— DIRECTIONS —
1. Decide whether each statement agrees with the passage on mock trials. For each one, answer yes or no and quote the exact words of the passage that settle it.
(a) Critical witnesses should appear before the mock jurors in person.
(b) However complicated the case, mock jurors should get a clear picture in two to three hours.
(c) Feedback from the jurors is gathered only through jury deliberations.
2. Carry the passage on mock trials forward with the next part, starting after its last sentence.

— TEXT BLOCK —
--*--
A mock trial defined

When lawyers hear the word, “mock trial,” they think of a day-long proceeding or longer, with live witnesses in a courtroom environment, with a sitting judge. If a mock trial’s purpose is to educate law students about courtroom experiences, then all the trappings of real court proceedings should be included. But if the mock trial’s purpose is to educate lawyers and their clients about a case’s strengths and weaknesses, it should be streamlined to its essential components and present jurors with fully-developed case summaries for both sides of the case.

Each side is presented as a hybrid opening/closing argument with references to evidence and witness testimony. Critical witnesses should be presented to the jurors via video clips. No matter how complicated the case, mock jurors should get a clear picture in two to three hours. The rest of the time should be spent getting feedback from the jurors in the form of individual, written questionnaires, as well as jury deliberations.
--*--
— DATASET EXCERPT —
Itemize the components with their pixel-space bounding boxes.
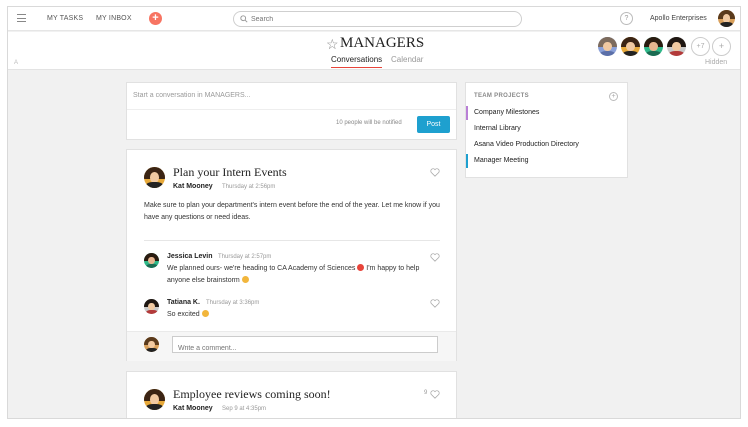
--*--
— ANSWERS PROVIDED —
1.
(a) No: "Critical witnesses should be presented to the jurors via video clips."
(b) Yes: "No matter how complicated the case, mock jurors should get a clear picture in two to three hours."
(c) No: "in the form of individual, written questionnaires, as well as jury deliberations."

2.
Scheduling a mock trial in advance of a trial date

Assuming you have sufficient information about the case claims and defenses, an early mock trial can sometimes prompt an early settlement. For example, if you represent the plaintiff and the results are very strong in your favor, you can inform the other side. Perhaps they will settle for a fair amount, especially if they’ve done research and learned what you’ve learned. If you represent the defendant, you might find the risk of a high verdict is far greater than what the plaintiff is seeking in settlement negotiations.

Most lawyers and their clients prefer an early and fair settlement to protracted and costly litigation. Some lawyers do a mini-focus group before deciding to take a case. If the result is very negative, you can be saved from “a dog,” and possibly save your client the frustration and cost of litigating a weak claim.

Doing it right is worth the investment.

Developing the case presentation costs money and takes time. In my experience, plaintiffs do a terrible job of presenting a strong defense case and defendants do a terrible job of presenting the best plaintiff case. Most attorneys greatly benefit from working with an objective outside expert to help them develop the strongest case for both sides. If the presentations aren’t balanced, it can seriously skew the result. Mock jurors also need to be professionally recruited and paid for their time.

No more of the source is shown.